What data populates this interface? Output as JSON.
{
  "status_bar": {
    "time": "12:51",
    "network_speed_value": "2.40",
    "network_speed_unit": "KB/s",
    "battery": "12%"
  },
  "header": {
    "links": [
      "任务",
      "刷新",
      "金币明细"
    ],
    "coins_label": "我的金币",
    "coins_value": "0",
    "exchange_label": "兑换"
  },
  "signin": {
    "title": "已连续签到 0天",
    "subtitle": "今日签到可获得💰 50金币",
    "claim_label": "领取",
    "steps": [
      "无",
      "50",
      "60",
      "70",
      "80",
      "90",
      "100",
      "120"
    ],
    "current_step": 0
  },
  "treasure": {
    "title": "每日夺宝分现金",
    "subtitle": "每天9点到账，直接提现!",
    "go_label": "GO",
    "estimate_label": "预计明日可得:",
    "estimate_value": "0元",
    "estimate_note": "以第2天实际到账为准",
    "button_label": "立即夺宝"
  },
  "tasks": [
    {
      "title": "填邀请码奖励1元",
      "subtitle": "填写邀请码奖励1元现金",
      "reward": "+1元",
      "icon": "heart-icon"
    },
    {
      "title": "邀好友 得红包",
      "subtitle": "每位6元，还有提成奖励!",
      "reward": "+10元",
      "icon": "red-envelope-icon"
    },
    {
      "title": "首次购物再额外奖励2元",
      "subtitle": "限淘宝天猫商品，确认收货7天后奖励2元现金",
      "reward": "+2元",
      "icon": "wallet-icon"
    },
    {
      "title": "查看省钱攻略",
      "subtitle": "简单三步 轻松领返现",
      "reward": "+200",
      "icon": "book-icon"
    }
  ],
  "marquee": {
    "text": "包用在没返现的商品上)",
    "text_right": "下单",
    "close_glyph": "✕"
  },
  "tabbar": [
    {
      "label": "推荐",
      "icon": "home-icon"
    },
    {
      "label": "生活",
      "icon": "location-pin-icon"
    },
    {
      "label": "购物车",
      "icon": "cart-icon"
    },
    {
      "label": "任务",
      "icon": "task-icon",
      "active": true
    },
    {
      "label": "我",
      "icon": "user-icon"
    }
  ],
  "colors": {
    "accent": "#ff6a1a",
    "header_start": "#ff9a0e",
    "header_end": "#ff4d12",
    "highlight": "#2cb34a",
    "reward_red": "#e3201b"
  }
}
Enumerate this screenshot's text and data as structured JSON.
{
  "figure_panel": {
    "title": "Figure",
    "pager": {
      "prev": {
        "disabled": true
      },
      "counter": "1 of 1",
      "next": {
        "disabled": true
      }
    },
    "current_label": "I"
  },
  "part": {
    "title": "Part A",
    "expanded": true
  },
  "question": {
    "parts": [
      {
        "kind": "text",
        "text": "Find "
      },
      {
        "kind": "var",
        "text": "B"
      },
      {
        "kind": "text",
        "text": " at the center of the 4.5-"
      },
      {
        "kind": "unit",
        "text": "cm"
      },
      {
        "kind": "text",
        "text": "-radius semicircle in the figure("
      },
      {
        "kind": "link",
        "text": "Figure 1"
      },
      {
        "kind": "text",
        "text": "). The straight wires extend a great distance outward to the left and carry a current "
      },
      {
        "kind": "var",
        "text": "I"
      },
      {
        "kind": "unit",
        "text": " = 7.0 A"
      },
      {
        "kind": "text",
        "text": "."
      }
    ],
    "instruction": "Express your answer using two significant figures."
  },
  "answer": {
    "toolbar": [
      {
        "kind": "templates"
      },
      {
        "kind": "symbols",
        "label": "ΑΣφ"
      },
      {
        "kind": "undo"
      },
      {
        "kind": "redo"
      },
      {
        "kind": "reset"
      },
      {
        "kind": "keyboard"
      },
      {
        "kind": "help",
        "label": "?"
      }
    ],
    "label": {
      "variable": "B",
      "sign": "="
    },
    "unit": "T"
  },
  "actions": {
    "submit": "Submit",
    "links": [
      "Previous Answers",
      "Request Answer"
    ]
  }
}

= = = =

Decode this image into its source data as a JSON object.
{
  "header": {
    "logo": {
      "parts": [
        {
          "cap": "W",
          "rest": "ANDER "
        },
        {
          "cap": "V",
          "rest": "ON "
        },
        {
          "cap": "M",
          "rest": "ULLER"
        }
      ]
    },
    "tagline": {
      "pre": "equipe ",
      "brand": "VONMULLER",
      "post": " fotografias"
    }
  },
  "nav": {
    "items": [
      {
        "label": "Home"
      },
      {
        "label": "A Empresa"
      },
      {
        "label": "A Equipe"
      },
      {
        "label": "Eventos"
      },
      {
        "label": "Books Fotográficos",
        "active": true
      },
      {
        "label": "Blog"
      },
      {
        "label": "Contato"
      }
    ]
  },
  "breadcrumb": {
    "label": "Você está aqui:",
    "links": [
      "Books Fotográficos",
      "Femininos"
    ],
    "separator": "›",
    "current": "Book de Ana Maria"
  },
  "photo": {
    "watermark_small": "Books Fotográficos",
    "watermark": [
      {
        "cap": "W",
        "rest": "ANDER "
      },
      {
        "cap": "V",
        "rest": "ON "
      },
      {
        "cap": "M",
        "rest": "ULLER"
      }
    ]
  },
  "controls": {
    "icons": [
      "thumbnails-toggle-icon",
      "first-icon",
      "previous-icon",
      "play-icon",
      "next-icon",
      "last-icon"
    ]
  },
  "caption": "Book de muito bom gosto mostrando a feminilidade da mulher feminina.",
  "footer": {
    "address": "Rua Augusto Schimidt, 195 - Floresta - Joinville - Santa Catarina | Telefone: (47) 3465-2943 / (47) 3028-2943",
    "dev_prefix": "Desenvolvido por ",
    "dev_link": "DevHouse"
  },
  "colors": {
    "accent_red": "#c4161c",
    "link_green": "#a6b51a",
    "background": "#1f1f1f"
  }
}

= = = =

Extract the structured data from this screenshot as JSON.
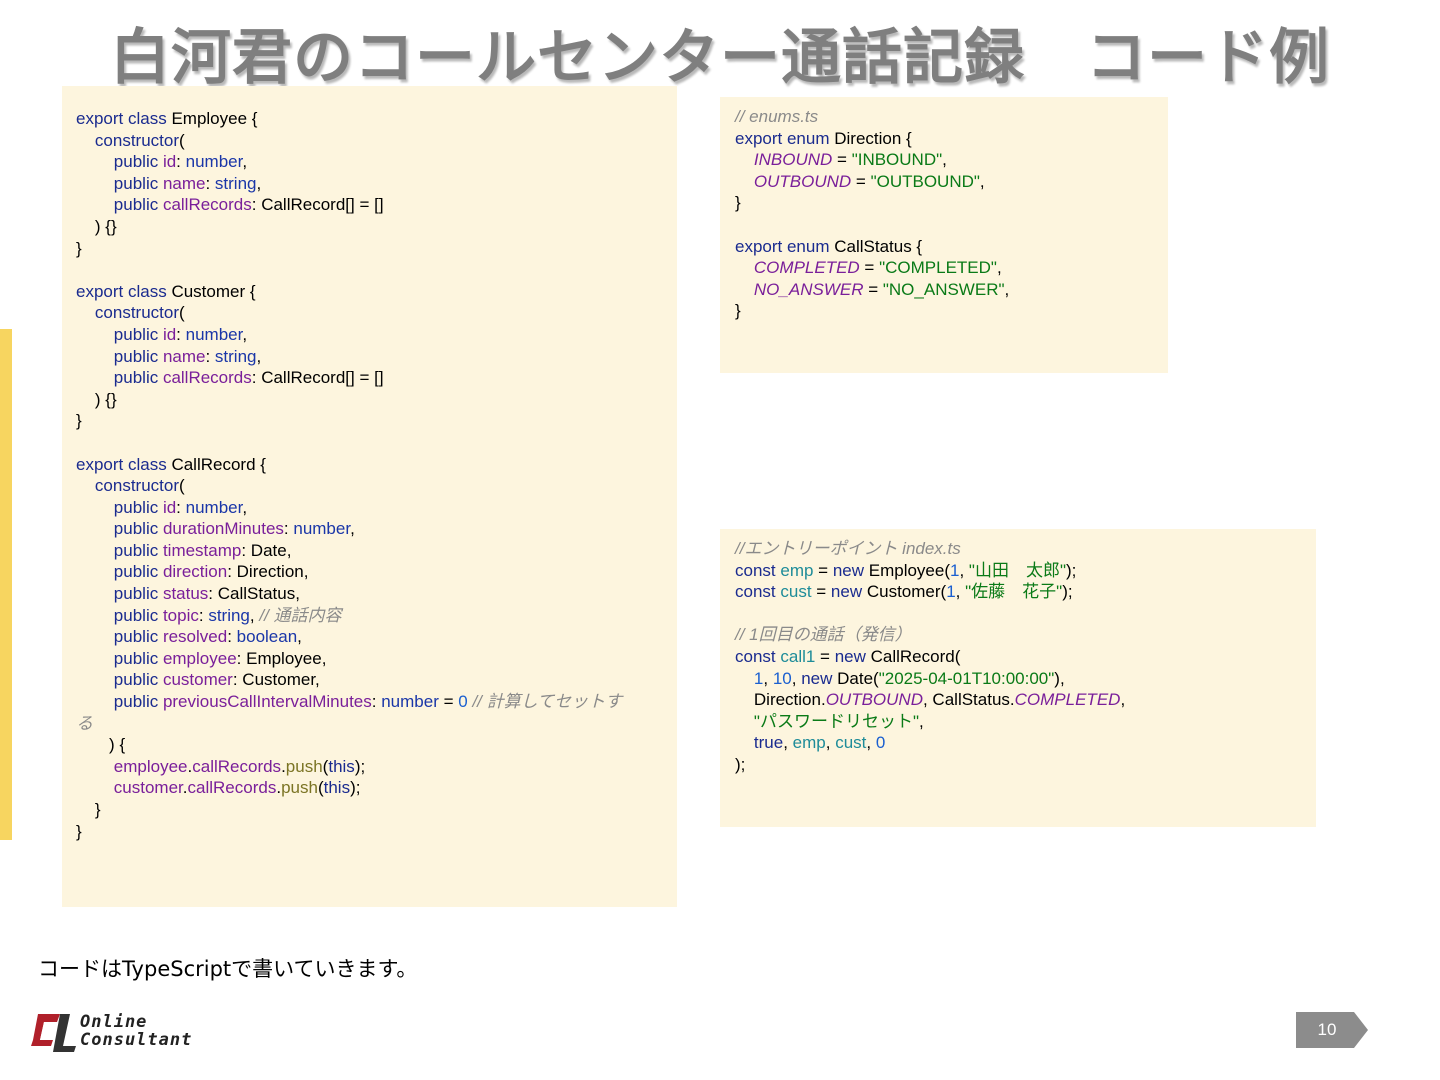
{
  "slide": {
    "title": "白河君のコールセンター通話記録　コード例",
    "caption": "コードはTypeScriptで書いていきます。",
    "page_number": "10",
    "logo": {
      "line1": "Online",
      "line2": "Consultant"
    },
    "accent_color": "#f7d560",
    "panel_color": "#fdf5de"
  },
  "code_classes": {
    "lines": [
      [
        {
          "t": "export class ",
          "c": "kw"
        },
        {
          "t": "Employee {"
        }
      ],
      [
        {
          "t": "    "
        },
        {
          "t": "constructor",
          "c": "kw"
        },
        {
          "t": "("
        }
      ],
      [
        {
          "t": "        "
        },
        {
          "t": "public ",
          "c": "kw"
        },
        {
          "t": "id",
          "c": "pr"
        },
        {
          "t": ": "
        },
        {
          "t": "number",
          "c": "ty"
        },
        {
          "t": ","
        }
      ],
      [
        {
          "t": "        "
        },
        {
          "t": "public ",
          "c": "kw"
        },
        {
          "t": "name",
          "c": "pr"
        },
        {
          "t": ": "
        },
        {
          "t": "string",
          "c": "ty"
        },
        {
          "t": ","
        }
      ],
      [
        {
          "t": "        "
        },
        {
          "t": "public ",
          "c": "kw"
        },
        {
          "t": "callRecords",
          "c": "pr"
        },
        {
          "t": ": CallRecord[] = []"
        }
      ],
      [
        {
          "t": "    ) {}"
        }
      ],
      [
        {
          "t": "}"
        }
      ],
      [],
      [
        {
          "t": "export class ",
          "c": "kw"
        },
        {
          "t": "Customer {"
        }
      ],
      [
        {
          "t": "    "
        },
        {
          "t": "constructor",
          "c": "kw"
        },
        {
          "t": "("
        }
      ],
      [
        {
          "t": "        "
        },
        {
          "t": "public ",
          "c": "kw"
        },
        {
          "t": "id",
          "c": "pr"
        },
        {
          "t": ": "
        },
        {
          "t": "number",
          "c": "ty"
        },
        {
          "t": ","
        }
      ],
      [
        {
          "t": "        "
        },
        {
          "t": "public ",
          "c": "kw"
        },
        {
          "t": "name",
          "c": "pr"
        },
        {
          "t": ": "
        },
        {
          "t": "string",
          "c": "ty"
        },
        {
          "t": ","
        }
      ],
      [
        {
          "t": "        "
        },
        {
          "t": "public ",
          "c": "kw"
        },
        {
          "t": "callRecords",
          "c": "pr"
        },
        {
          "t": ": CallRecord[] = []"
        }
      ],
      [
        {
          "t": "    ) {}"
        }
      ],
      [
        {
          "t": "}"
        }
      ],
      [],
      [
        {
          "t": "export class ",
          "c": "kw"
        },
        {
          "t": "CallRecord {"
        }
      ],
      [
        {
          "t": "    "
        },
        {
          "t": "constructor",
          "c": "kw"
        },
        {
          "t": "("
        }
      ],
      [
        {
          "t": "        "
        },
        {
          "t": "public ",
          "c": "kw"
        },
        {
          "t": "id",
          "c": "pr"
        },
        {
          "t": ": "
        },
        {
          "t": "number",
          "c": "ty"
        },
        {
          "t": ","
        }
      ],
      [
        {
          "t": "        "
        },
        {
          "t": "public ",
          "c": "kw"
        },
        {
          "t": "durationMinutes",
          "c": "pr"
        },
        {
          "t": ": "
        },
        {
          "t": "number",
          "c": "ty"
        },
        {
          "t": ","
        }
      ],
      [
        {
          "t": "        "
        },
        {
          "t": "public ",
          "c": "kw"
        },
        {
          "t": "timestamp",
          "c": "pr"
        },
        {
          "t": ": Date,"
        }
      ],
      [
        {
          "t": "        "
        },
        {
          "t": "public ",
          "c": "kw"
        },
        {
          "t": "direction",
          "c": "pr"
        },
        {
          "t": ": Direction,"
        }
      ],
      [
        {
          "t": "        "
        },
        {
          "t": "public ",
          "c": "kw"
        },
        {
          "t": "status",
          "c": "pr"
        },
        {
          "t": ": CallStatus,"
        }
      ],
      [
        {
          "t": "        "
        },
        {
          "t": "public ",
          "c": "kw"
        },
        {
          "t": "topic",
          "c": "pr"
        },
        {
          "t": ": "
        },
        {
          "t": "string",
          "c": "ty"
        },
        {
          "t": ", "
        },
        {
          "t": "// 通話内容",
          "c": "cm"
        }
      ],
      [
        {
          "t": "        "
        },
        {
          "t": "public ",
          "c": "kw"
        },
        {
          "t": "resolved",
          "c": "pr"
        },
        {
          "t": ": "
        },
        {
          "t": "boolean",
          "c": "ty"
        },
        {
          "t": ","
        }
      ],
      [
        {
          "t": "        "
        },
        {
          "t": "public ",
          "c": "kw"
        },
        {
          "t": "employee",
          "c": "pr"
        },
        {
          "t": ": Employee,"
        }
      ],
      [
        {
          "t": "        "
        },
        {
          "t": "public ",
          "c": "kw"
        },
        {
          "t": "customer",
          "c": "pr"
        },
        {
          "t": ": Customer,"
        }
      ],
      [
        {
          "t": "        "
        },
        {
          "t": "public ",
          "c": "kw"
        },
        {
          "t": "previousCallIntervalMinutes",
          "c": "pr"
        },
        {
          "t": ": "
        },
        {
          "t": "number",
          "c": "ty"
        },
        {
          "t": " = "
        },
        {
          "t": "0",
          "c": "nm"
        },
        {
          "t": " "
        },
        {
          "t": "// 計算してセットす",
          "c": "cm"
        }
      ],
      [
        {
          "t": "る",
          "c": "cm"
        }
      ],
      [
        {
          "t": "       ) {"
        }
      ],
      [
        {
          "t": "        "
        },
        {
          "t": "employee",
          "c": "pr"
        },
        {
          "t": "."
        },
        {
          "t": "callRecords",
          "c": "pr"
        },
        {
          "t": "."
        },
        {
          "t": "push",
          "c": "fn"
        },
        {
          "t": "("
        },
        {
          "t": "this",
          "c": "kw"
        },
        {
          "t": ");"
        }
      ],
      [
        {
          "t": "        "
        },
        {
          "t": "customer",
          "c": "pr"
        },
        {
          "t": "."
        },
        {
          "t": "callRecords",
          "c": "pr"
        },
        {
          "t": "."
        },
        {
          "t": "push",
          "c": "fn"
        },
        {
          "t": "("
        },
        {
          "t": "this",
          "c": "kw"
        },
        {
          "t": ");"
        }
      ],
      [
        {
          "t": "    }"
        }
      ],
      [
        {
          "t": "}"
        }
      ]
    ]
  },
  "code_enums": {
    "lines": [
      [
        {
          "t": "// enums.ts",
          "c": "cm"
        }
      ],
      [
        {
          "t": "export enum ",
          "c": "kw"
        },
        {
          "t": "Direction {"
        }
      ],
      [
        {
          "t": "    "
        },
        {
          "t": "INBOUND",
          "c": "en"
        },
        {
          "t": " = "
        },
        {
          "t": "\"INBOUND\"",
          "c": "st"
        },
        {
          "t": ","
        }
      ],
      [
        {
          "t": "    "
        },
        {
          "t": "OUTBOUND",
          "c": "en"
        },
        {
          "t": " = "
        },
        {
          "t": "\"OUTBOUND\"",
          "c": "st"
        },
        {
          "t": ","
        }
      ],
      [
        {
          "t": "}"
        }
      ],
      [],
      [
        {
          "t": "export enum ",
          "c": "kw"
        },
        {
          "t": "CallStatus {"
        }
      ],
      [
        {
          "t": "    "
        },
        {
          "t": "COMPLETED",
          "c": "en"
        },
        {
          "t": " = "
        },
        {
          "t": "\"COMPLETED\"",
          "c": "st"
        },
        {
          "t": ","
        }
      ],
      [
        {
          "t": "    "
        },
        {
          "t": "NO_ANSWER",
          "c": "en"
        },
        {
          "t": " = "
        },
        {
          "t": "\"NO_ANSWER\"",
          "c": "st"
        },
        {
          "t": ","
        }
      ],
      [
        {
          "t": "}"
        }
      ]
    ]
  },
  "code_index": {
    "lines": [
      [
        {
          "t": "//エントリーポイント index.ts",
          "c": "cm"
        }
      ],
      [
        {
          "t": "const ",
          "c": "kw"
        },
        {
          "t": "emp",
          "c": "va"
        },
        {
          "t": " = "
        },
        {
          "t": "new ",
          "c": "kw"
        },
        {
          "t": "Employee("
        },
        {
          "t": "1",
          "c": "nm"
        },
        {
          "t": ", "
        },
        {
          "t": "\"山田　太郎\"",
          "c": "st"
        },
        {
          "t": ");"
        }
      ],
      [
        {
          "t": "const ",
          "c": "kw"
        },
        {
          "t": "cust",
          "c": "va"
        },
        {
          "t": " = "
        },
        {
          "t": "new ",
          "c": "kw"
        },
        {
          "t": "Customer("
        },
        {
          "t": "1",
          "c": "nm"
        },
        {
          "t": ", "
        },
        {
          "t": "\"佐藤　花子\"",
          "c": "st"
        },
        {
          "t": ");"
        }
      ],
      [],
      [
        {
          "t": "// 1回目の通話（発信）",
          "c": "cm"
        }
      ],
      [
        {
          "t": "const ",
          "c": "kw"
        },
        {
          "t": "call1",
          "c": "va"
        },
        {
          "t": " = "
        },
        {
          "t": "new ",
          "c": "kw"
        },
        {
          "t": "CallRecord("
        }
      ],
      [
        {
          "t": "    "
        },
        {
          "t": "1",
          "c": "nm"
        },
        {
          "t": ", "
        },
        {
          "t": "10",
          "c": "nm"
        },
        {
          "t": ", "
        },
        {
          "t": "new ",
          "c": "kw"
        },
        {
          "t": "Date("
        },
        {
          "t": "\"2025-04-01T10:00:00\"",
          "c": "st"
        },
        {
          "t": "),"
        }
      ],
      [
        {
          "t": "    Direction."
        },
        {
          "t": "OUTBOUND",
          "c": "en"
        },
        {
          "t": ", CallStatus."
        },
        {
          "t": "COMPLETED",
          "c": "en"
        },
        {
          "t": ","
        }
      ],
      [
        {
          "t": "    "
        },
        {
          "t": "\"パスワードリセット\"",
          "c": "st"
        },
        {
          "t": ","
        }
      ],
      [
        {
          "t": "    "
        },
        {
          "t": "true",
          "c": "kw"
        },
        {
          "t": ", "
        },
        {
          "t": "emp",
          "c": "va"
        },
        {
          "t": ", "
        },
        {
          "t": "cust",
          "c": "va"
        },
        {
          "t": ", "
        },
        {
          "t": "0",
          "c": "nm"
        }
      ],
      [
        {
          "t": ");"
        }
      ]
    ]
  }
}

= = = =

■ SHORT TASK: Read the entries and select each line where the word "subtitle" is found.

■ THE RESULT:
    "subtitle": "今日签到可获得💰 50金币",
    "subtitle": "每天9点到账，直接提现!",
      "subtitle": "填写邀请码奖励1元现金",
      "subtitle": "每位6元，还有提成奖励!",
      "subtitle": "限淘宝天猫商品，确认收货7天后奖励2元现金",
      "subtitle": "简单三步 轻松领返现",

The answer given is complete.